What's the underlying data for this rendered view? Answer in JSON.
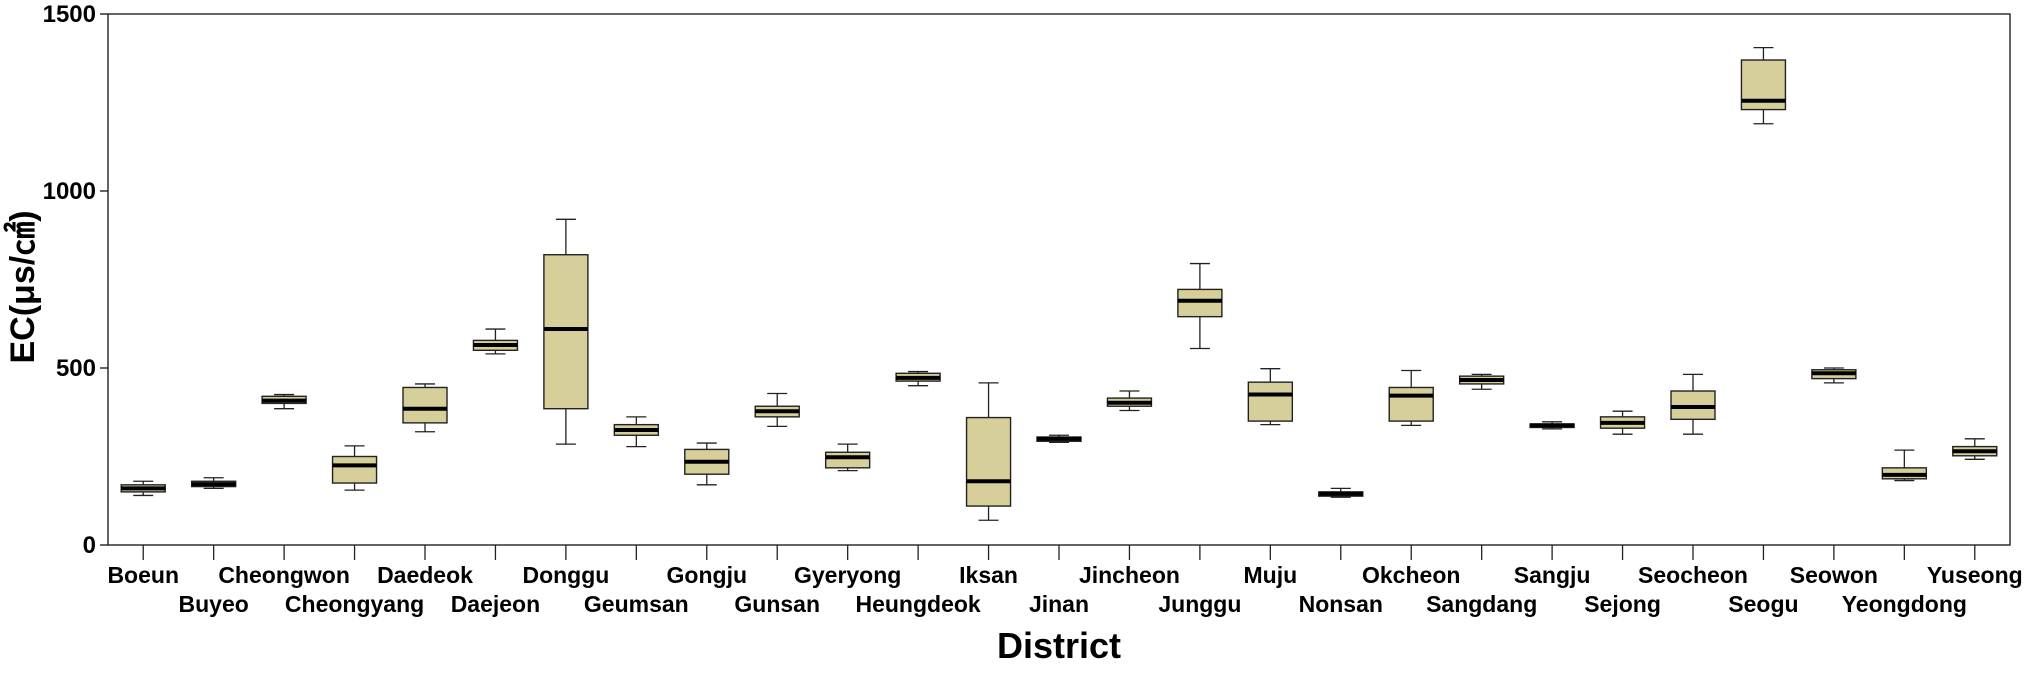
{
  "chart_data": {
    "type": "boxplot",
    "xlabel": "District",
    "ylabel": "EC(μs/㎠)",
    "ylim": [
      0,
      1500
    ],
    "yticks": [
      0,
      500,
      1000,
      1500
    ],
    "grid": false,
    "box_color": "#d6cf9a",
    "categories": [
      "Boeun",
      "Buyeo",
      "Cheongwon",
      "Cheongyang",
      "Daedeok",
      "Daejeon",
      "Donggu",
      "Geumsan",
      "Gongju",
      "Gunsan",
      "Gyeryong",
      "Heungdeok",
      "Iksan",
      "Jinan",
      "Jincheon",
      "Junggu",
      "Muju",
      "Nonsan",
      "Okcheon",
      "Sangdang",
      "Sangju",
      "Sejong",
      "Seocheon",
      "Seogu",
      "Seowon",
      "Yeongdong",
      "Yuseong"
    ],
    "boxes": [
      {
        "min": 140,
        "q1": 150,
        "median": 160,
        "q3": 170,
        "max": 180
      },
      {
        "min": 160,
        "q1": 165,
        "median": 172,
        "q3": 180,
        "max": 190
      },
      {
        "min": 385,
        "q1": 400,
        "median": 408,
        "q3": 420,
        "max": 425
      },
      {
        "min": 155,
        "q1": 175,
        "median": 225,
        "q3": 250,
        "max": 280
      },
      {
        "min": 320,
        "q1": 345,
        "median": 385,
        "q3": 445,
        "max": 455
      },
      {
        "min": 540,
        "q1": 550,
        "median": 565,
        "q3": 578,
        "max": 610
      },
      {
        "min": 285,
        "q1": 385,
        "median": 610,
        "q3": 820,
        "max": 920
      },
      {
        "min": 278,
        "q1": 310,
        "median": 325,
        "q3": 340,
        "max": 362
      },
      {
        "min": 170,
        "q1": 200,
        "median": 235,
        "q3": 270,
        "max": 288
      },
      {
        "min": 335,
        "q1": 362,
        "median": 378,
        "q3": 392,
        "max": 428
      },
      {
        "min": 210,
        "q1": 218,
        "median": 248,
        "q3": 262,
        "max": 285
      },
      {
        "min": 450,
        "q1": 463,
        "median": 472,
        "q3": 485,
        "max": 490
      },
      {
        "min": 70,
        "q1": 110,
        "median": 180,
        "q3": 360,
        "max": 458
      },
      {
        "min": 290,
        "q1": 293,
        "median": 300,
        "q3": 305,
        "max": 310
      },
      {
        "min": 380,
        "q1": 392,
        "median": 402,
        "q3": 415,
        "max": 435
      },
      {
        "min": 555,
        "q1": 645,
        "median": 690,
        "q3": 722,
        "max": 795
      },
      {
        "min": 340,
        "q1": 350,
        "median": 425,
        "q3": 460,
        "max": 498
      },
      {
        "min": 135,
        "q1": 138,
        "median": 145,
        "q3": 150,
        "max": 160
      },
      {
        "min": 338,
        "q1": 350,
        "median": 422,
        "q3": 445,
        "max": 493
      },
      {
        "min": 440,
        "q1": 455,
        "median": 466,
        "q3": 477,
        "max": 482
      },
      {
        "min": 328,
        "q1": 332,
        "median": 338,
        "q3": 342,
        "max": 348
      },
      {
        "min": 313,
        "q1": 330,
        "median": 345,
        "q3": 362,
        "max": 378
      },
      {
        "min": 313,
        "q1": 355,
        "median": 390,
        "q3": 435,
        "max": 482
      },
      {
        "min": 1190,
        "q1": 1230,
        "median": 1255,
        "q3": 1370,
        "max": 1405
      },
      {
        "min": 458,
        "q1": 470,
        "median": 485,
        "q3": 495,
        "max": 500
      },
      {
        "min": 182,
        "q1": 187,
        "median": 198,
        "q3": 218,
        "max": 268
      },
      {
        "min": 242,
        "q1": 252,
        "median": 265,
        "q3": 278,
        "max": 300
      }
    ]
  }
}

> [Task objective]: Omit every picture, then repeat the remaining data exactly as it appears above.

> [Result]:
What's the underlying data for this rendered view? Answer in JSON.
{
  "chart_data": {
    "type": "boxplot",
    "xlabel": "District",
    "ylabel": "EC(μs/㎠)",
    "ylim": [
      0,
      1500
    ],
    "yticks": [
      0,
      500,
      1000,
      1500
    ],
    "grid": false,
    "box_color": "#d6cf9a",
    "categories": [
      "Boeun",
      "Buyeo",
      "Cheongwon",
      "Cheongyang",
      "Daedeok",
      "Daejeon",
      "Donggu",
      "Geumsan",
      "Gongju",
      "Gunsan",
      "Gyeryong",
      "Heungdeok",
      "Iksan",
      "Jinan",
      "Jincheon",
      "Junggu",
      "Muju",
      "Nonsan",
      "Okcheon",
      "Sangdang",
      "Sangju",
      "Sejong",
      "Seocheon",
      "Seogu",
      "Seowon",
      "Yeongdong",
      "Yuseong"
    ],
    "boxes": [
      {
        "min": 140,
        "q1": 150,
        "median": 160,
        "q3": 170,
        "max": 180
      },
      {
        "min": 160,
        "q1": 165,
        "median": 172,
        "q3": 180,
        "max": 190
      },
      {
        "min": 385,
        "q1": 400,
        "median": 408,
        "q3": 420,
        "max": 425
      },
      {
        "min": 155,
        "q1": 175,
        "median": 225,
        "q3": 250,
        "max": 280
      },
      {
        "min": 320,
        "q1": 345,
        "median": 385,
        "q3": 445,
        "max": 455
      },
      {
        "min": 540,
        "q1": 550,
        "median": 565,
        "q3": 578,
        "max": 610
      },
      {
        "min": 285,
        "q1": 385,
        "median": 610,
        "q3": 820,
        "max": 920
      },
      {
        "min": 278,
        "q1": 310,
        "median": 325,
        "q3": 340,
        "max": 362
      },
      {
        "min": 170,
        "q1": 200,
        "median": 235,
        "q3": 270,
        "max": 288
      },
      {
        "min": 335,
        "q1": 362,
        "median": 378,
        "q3": 392,
        "max": 428
      },
      {
        "min": 210,
        "q1": 218,
        "median": 248,
        "q3": 262,
        "max": 285
      },
      {
        "min": 450,
        "q1": 463,
        "median": 472,
        "q3": 485,
        "max": 490
      },
      {
        "min": 70,
        "q1": 110,
        "median": 180,
        "q3": 360,
        "max": 458
      },
      {
        "min": 290,
        "q1": 293,
        "median": 300,
        "q3": 305,
        "max": 310
      },
      {
        "min": 380,
        "q1": 392,
        "median": 402,
        "q3": 415,
        "max": 435
      },
      {
        "min": 555,
        "q1": 645,
        "median": 690,
        "q3": 722,
        "max": 795
      },
      {
        "min": 340,
        "q1": 350,
        "median": 425,
        "q3": 460,
        "max": 498
      },
      {
        "min": 135,
        "q1": 138,
        "median": 145,
        "q3": 150,
        "max": 160
      },
      {
        "min": 338,
        "q1": 350,
        "median": 422,
        "q3": 445,
        "max": 493
      },
      {
        "min": 440,
        "q1": 455,
        "median": 466,
        "q3": 477,
        "max": 482
      },
      {
        "min": 328,
        "q1": 332,
        "median": 338,
        "q3": 342,
        "max": 348
      },
      {
        "min": 313,
        "q1": 330,
        "median": 345,
        "q3": 362,
        "max": 378
      },
      {
        "min": 313,
        "q1": 355,
        "median": 390,
        "q3": 435,
        "max": 482
      },
      {
        "min": 1190,
        "q1": 1230,
        "median": 1255,
        "q3": 1370,
        "max": 1405
      },
      {
        "min": 458,
        "q1": 470,
        "median": 485,
        "q3": 495,
        "max": 500
      },
      {
        "min": 182,
        "q1": 187,
        "median": 198,
        "q3": 218,
        "max": 268
      },
      {
        "min": 242,
        "q1": 252,
        "median": 265,
        "q3": 278,
        "max": 300
      }
    ]
  }
}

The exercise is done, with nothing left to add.